[DATA IN THIS EXERCISE start]

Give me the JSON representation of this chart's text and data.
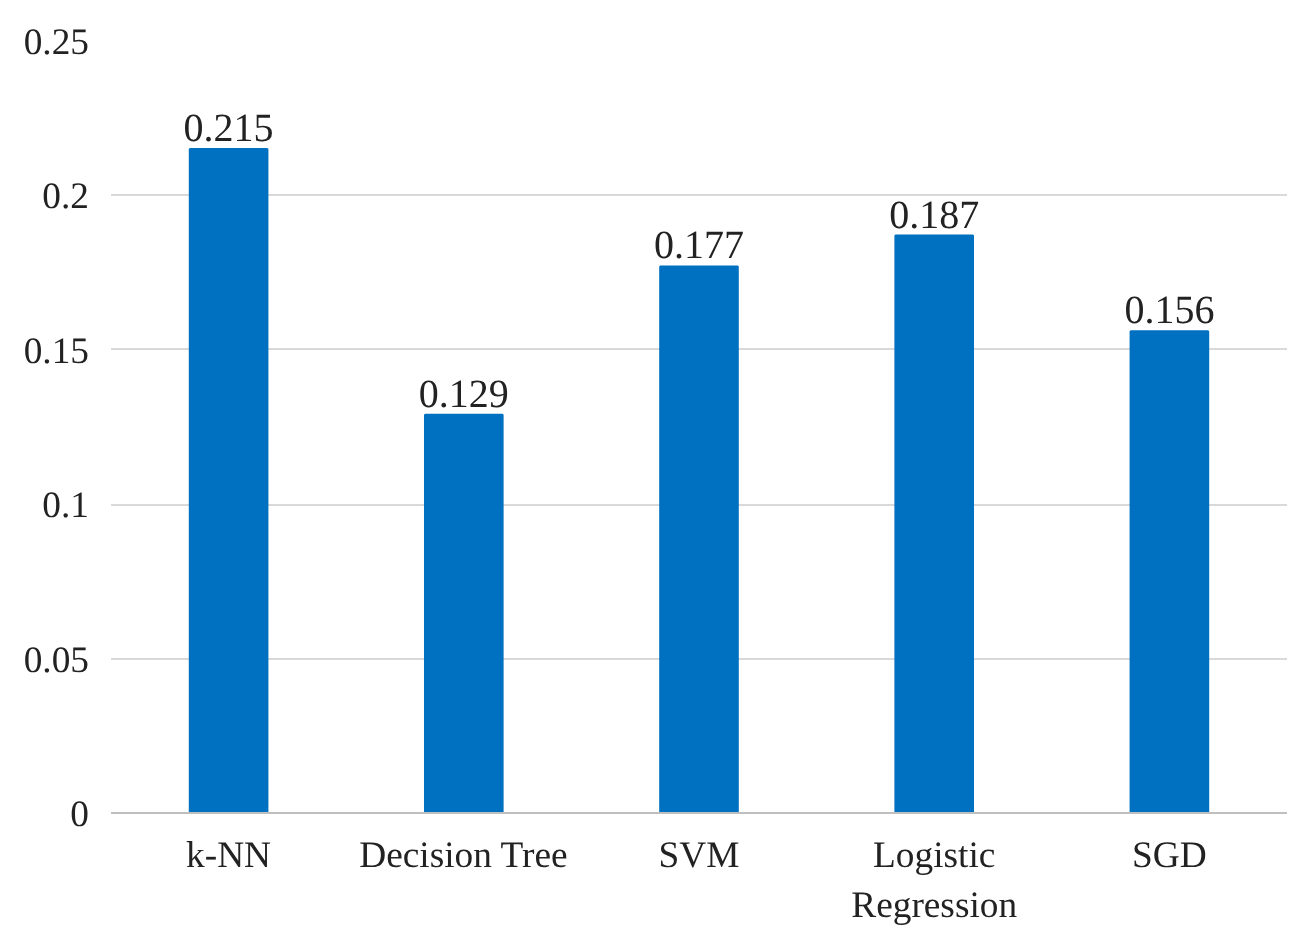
{
  "chart_data": {
    "type": "bar",
    "categories": [
      "k-NN",
      "Decision Tree",
      "SVM",
      "Logistic Regression",
      "SGD"
    ],
    "values": [
      0.215,
      0.129,
      0.177,
      0.187,
      0.156
    ],
    "color": "#0070c0",
    "ylim": [
      0,
      0.25
    ],
    "yticks": [
      {
        "value": 0,
        "label": "0"
      },
      0.05,
      0.1,
      0.15,
      0.2,
      0.25
    ],
    "grid": "y",
    "data_labels": true
  }
}
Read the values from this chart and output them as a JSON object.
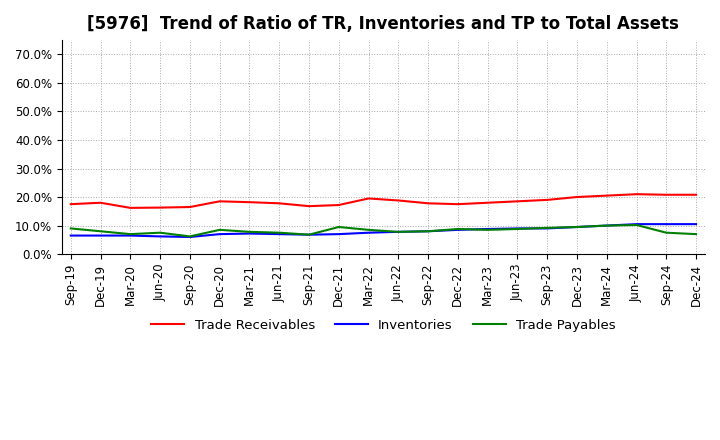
{
  "title": "[5976]  Trend of Ratio of TR, Inventories and TP to Total Assets",
  "x_labels": [
    "Sep-19",
    "Dec-19",
    "Mar-20",
    "Jun-20",
    "Sep-20",
    "Dec-20",
    "Mar-21",
    "Jun-21",
    "Sep-21",
    "Dec-21",
    "Mar-22",
    "Jun-22",
    "Sep-22",
    "Dec-22",
    "Mar-23",
    "Jun-23",
    "Sep-23",
    "Dec-23",
    "Mar-24",
    "Jun-24",
    "Sep-24",
    "Dec-24"
  ],
  "trade_receivables": [
    17.5,
    18.0,
    16.2,
    16.3,
    16.5,
    18.5,
    18.2,
    17.8,
    16.8,
    17.2,
    19.5,
    18.8,
    17.8,
    17.5,
    18.0,
    18.5,
    19.0,
    20.0,
    20.5,
    21.0,
    20.8,
    20.8
  ],
  "inventories": [
    6.5,
    6.5,
    6.5,
    6.2,
    6.0,
    7.0,
    7.2,
    7.0,
    6.8,
    7.0,
    7.5,
    7.8,
    8.0,
    8.5,
    8.8,
    9.0,
    9.0,
    9.5,
    10.0,
    10.5,
    10.5,
    10.5
  ],
  "trade_payables": [
    9.0,
    8.0,
    7.0,
    7.5,
    6.2,
    8.5,
    7.8,
    7.5,
    6.8,
    9.5,
    8.5,
    7.8,
    8.0,
    8.8,
    8.5,
    8.8,
    9.2,
    9.5,
    10.0,
    10.2,
    7.5,
    7.0
  ],
  "ylim": [
    0,
    75
  ],
  "yticks": [
    0,
    10,
    20,
    30,
    40,
    50,
    60,
    70
  ],
  "ytick_labels": [
    "0.0%",
    "10.0%",
    "20.0%",
    "30.0%",
    "40.0%",
    "50.0%",
    "60.0%",
    "70.0%"
  ],
  "tr_color": "#ff0000",
  "inv_color": "#0000ff",
  "tp_color": "#008000",
  "legend_labels": [
    "Trade Receivables",
    "Inventories",
    "Trade Payables"
  ],
  "background_color": "#ffffff",
  "plot_bg_color": "#ffffff",
  "grid_color": "#aaaaaa",
  "title_fontsize": 12,
  "axis_fontsize": 8.5,
  "legend_fontsize": 9.5
}
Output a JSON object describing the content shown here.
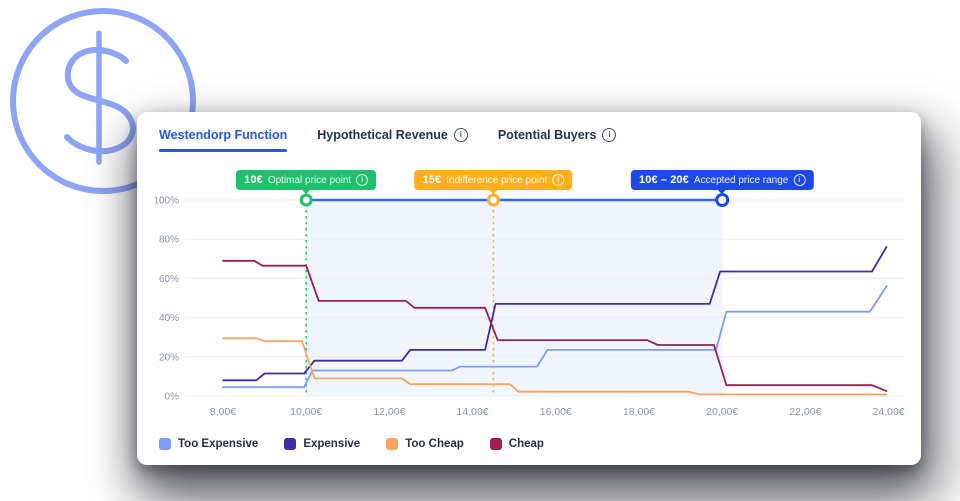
{
  "theme": {
    "accent": "#2357e9",
    "tab_text": "#25334d",
    "axis_text": "#8a94a8",
    "grid_color": "#eceef2",
    "legend_text": "#22304a",
    "decoration_color": "#8ca5f4",
    "card_background": "#ffffff"
  },
  "tabs": [
    {
      "label": "Westendorp Function",
      "active": true,
      "info": false
    },
    {
      "label": "Hypothetical Revenue",
      "active": false,
      "info": true
    },
    {
      "label": "Potential Buyers",
      "active": false,
      "info": true
    }
  ],
  "annotations": {
    "optimal": {
      "value": "10€",
      "label": "Optimal price point",
      "price": 10,
      "color": "#1fc06c",
      "dash_color": "#2bcb77"
    },
    "indifference": {
      "value": "15€",
      "label": "Indifference price point",
      "price": 14.5,
      "color": "#ffaf1c",
      "dash_color": "#ffb335"
    },
    "accepted": {
      "value": "10€ – 20€",
      "label": "Accepted price range",
      "price_start": 10,
      "price_end": 20,
      "color": "#1c49e8",
      "line_color": "#3465ec",
      "fill_color": "rgba(59,130,246,0.07)"
    }
  },
  "chart_data": {
    "type": "line",
    "x_axis": {
      "labels": [
        "8,00€",
        "10,00€",
        "12,00€",
        "14,00€",
        "16,00€",
        "18,00€",
        "20,00€",
        "22,00€",
        "24,00€"
      ],
      "values": [
        8,
        10,
        12,
        14,
        16,
        18,
        20,
        22,
        24
      ],
      "unit": "EUR",
      "range": [
        7.1,
        24.6
      ]
    },
    "y_axis": {
      "labels": [
        "0%",
        "20%",
        "40%",
        "60%",
        "80%",
        "100%"
      ],
      "values": [
        0,
        20,
        40,
        60,
        80,
        100
      ],
      "range": [
        0,
        100
      ]
    },
    "grid": "horizontal",
    "legend_position": "bottom-left",
    "series": [
      {
        "name": "Too Expensive",
        "color": "#7e9df6",
        "points": [
          [
            8,
            4.5
          ],
          [
            9.95,
            4.5
          ],
          [
            10.15,
            13
          ],
          [
            13.5,
            13
          ],
          [
            13.7,
            15
          ],
          [
            15.55,
            15
          ],
          [
            15.8,
            23.5
          ],
          [
            19.85,
            23.5
          ],
          [
            20.1,
            43
          ],
          [
            23.55,
            43
          ],
          [
            23.95,
            56
          ]
        ]
      },
      {
        "name": "Expensive",
        "color": "#3e2ca3",
        "points": [
          [
            8,
            8
          ],
          [
            8.8,
            8
          ],
          [
            9.0,
            11.5
          ],
          [
            9.95,
            11.5
          ],
          [
            10.2,
            18
          ],
          [
            12.3,
            18
          ],
          [
            12.5,
            23.5
          ],
          [
            14.3,
            23.5
          ],
          [
            14.55,
            47
          ],
          [
            19.7,
            47
          ],
          [
            19.95,
            63.5
          ],
          [
            23.6,
            63.5
          ],
          [
            23.95,
            76
          ]
        ]
      },
      {
        "name": "Too Cheap",
        "color": "#f8a55f",
        "points": [
          [
            8,
            29.5
          ],
          [
            8.8,
            29.5
          ],
          [
            9.0,
            28
          ],
          [
            9.9,
            28
          ],
          [
            10.2,
            9
          ],
          [
            12.3,
            9
          ],
          [
            12.5,
            6
          ],
          [
            14.9,
            6
          ],
          [
            15.1,
            2.2
          ],
          [
            19.2,
            2.2
          ],
          [
            19.45,
            0.8
          ],
          [
            23.95,
            0.8
          ]
        ]
      },
      {
        "name": "Cheap",
        "color": "#a11d55",
        "points": [
          [
            8,
            69
          ],
          [
            8.75,
            69
          ],
          [
            8.95,
            66.5
          ],
          [
            10.0,
            66.5
          ],
          [
            10.3,
            48.5
          ],
          [
            12.4,
            48.5
          ],
          [
            12.6,
            45
          ],
          [
            14.3,
            45
          ],
          [
            14.6,
            28.5
          ],
          [
            18.2,
            28.5
          ],
          [
            18.45,
            26
          ],
          [
            19.8,
            26
          ],
          [
            20.1,
            5.5
          ],
          [
            23.6,
            5.5
          ],
          [
            23.95,
            2.5
          ]
        ]
      }
    ]
  }
}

[DATA IN THIS EXERCISE end]

STATED GOAL: Identify the lines in the records above that contain the word "ffffff", then state how many there are and nothing more.

FINAL RESULT: 3